Stored data —
============================================================

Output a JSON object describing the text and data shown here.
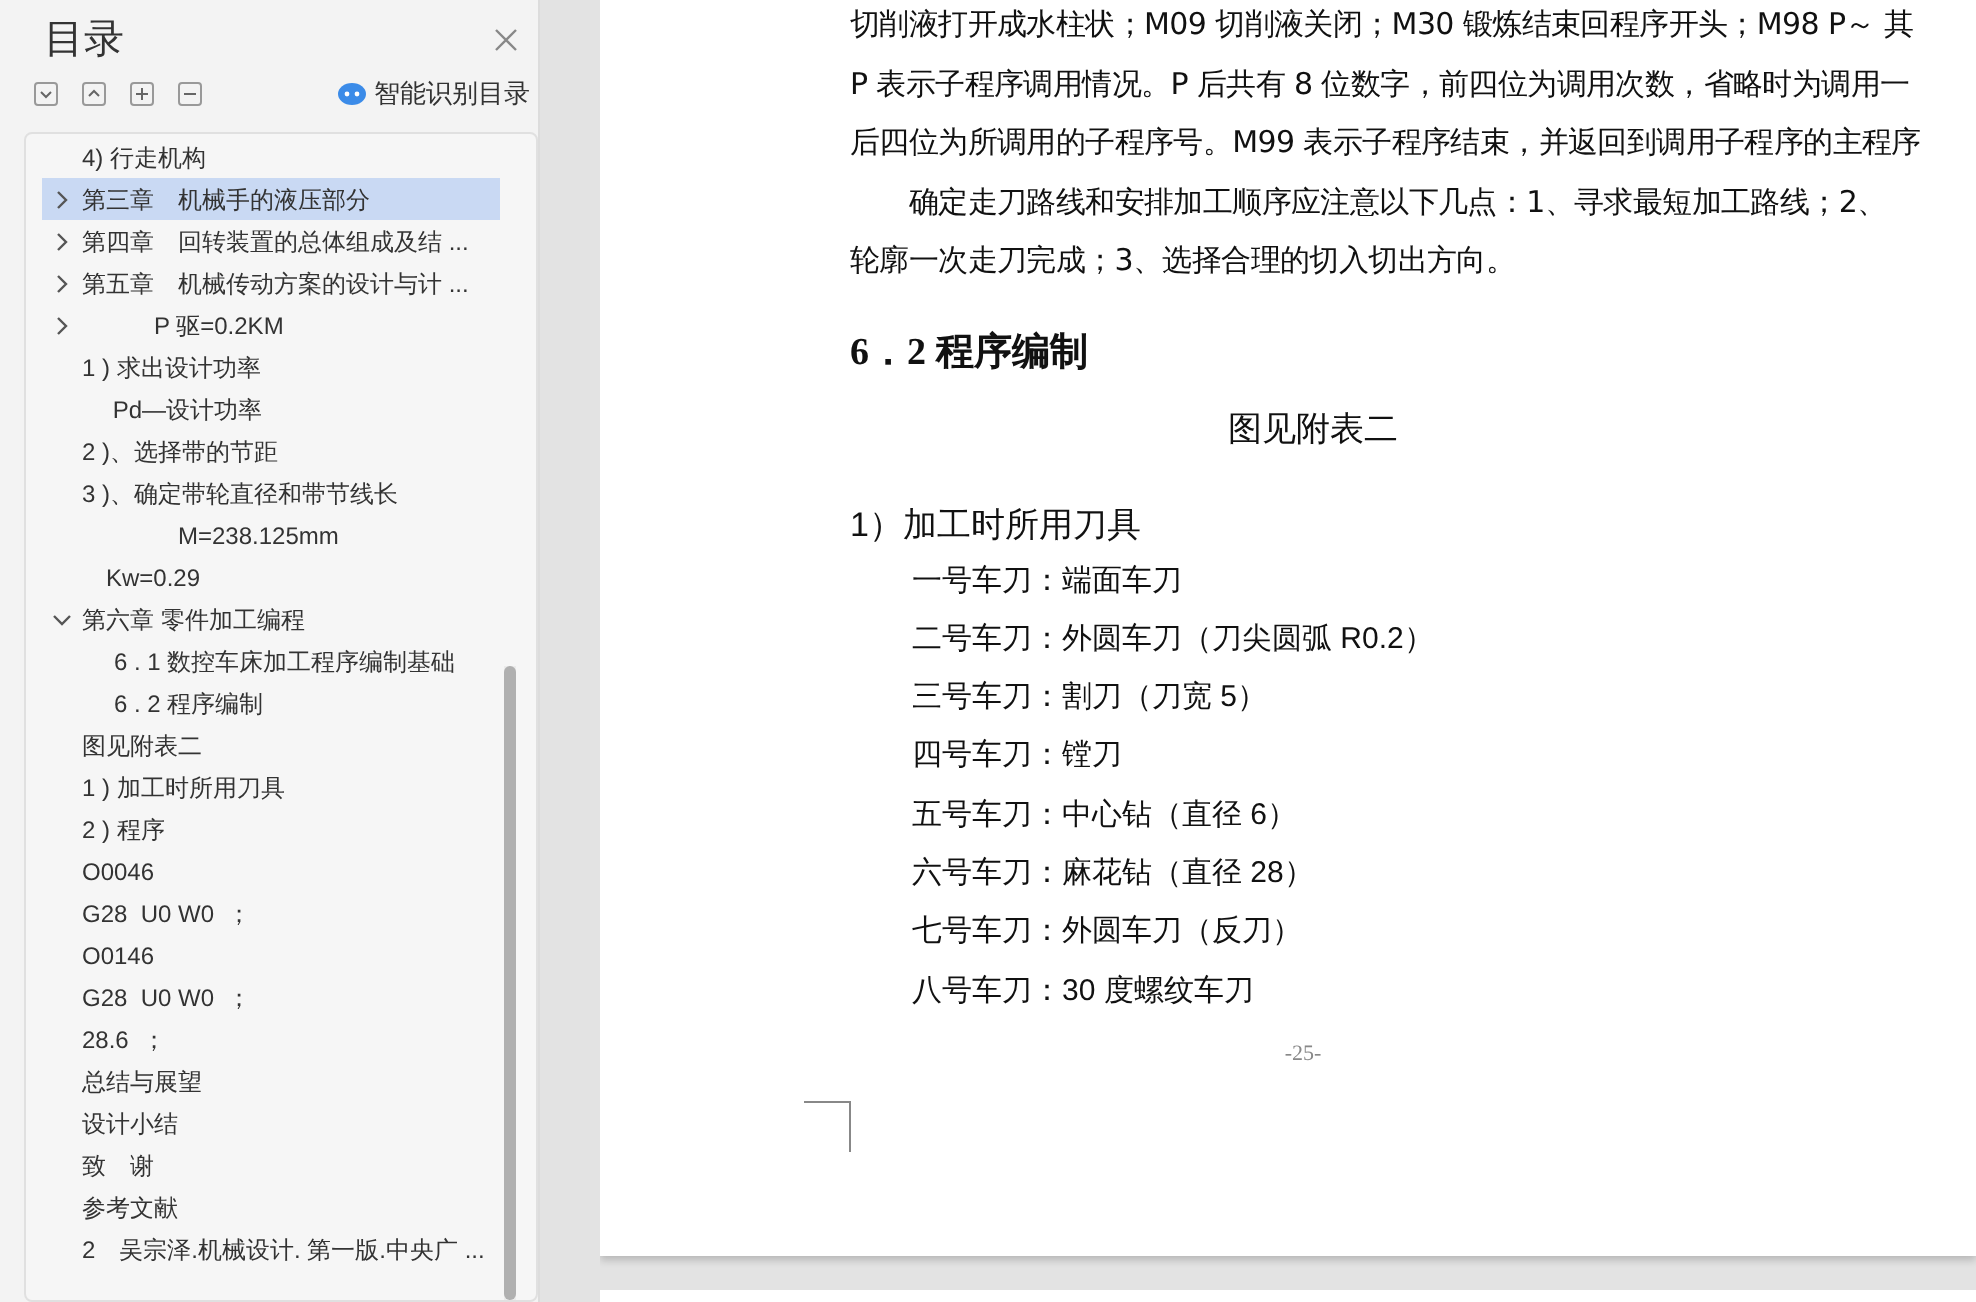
{
  "sidebar": {
    "title": "目录",
    "smart_toc_label": "智能识别目录",
    "items": [
      {
        "label": "4) 行走机构",
        "selected": false
      },
      {
        "label": "第三章　机械手的液压部分",
        "selected": true,
        "expanded": false
      },
      {
        "label": "第四章　回转装置的总体组成及结 ...",
        "selected": false,
        "expanded": false
      },
      {
        "label": "第五章　机械传动方案的设计与计 ...",
        "selected": false,
        "expanded": false
      },
      {
        "label": "　　　P 驱=0.2KM",
        "selected": false,
        "expanded": false
      },
      {
        "label": "1 ) 求出设计功率",
        "selected": false
      },
      {
        "label": "　 Pd—设计功率",
        "selected": false
      },
      {
        "label": "2 )、选择带的节距",
        "selected": false
      },
      {
        "label": "3 )、确定带轮直径和带节线长",
        "selected": false
      },
      {
        "label": "　　　　M=238.125mm",
        "selected": false
      },
      {
        "label": "　Kw=0.29",
        "selected": false
      },
      {
        "label": "第六章 零件加工编程",
        "selected": false,
        "expanded": true,
        "children": [
          {
            "label": "6 . 1 数控车床加工程序编制基础",
            "selected": false
          },
          {
            "label": "6 . 2 程序编制",
            "selected": false
          }
        ]
      },
      {
        "label": "图见附表二",
        "selected": false
      },
      {
        "label": "1 ) 加工时所用刀具",
        "selected": false
      },
      {
        "label": "2 ) 程序",
        "selected": false
      },
      {
        "label": "O0046",
        "selected": false
      },
      {
        "label": "G28  U0 W0  ；",
        "selected": false
      },
      {
        "label": "O0146",
        "selected": false
      },
      {
        "label": "G28  U0 W0  ；",
        "selected": false
      },
      {
        "label": "28.6  ；",
        "selected": false
      },
      {
        "label": "总结与展望",
        "selected": false
      },
      {
        "label": "设计小结",
        "selected": false
      },
      {
        "label": "致　谢",
        "selected": false
      },
      {
        "label": "参考文献",
        "selected": false
      },
      {
        "label": "2　吴宗泽.机械设计. 第一版.中央广 ...",
        "selected": false
      }
    ]
  },
  "document": {
    "paragraphs": [
      "切削液打开成水柱状；M09 切削液关闭；M30 锻炼结束回程序开头；M98 P～ 其",
      "P 表示子程序调用情况。P 后共有 8 位数字，前四位为调用次数，省略时为调用一",
      "后四位为所调用的子程序号。M99 表示子程序结束，并返回到调用子程序的主程序",
      "　　确定走刀路线和安排加工顺序应注意以下几点：1、寻求最短加工路线；2、",
      "轮廓一次走刀完成；3、选择合理的切入切出方向。"
    ],
    "heading": "6．2 程序编制",
    "centered_line": "图见附表二",
    "subheading": "1）加工时所用刀具",
    "tools": [
      "一号车刀：端面车刀",
      "二号车刀：外圆车刀（刀尖圆弧 R0.2）",
      "三号车刀：割刀（刀宽 5）",
      "四号车刀：镗刀",
      "五号车刀：中心钻（直径 6）",
      "六号车刀：麻花钻（直径 28）",
      "七号车刀：外圆车刀（反刀）",
      "八号车刀：30 度螺纹车刀"
    ],
    "page_number": "-25-"
  }
}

============================================================

GIVEN PROBLEM — Copy out every line of the data that includes "加工时所用刀具".

EXERCISE RESULT —
        "label": "1 ) 加工时所用刀具",
    "subheading": "1）加工时所用刀具",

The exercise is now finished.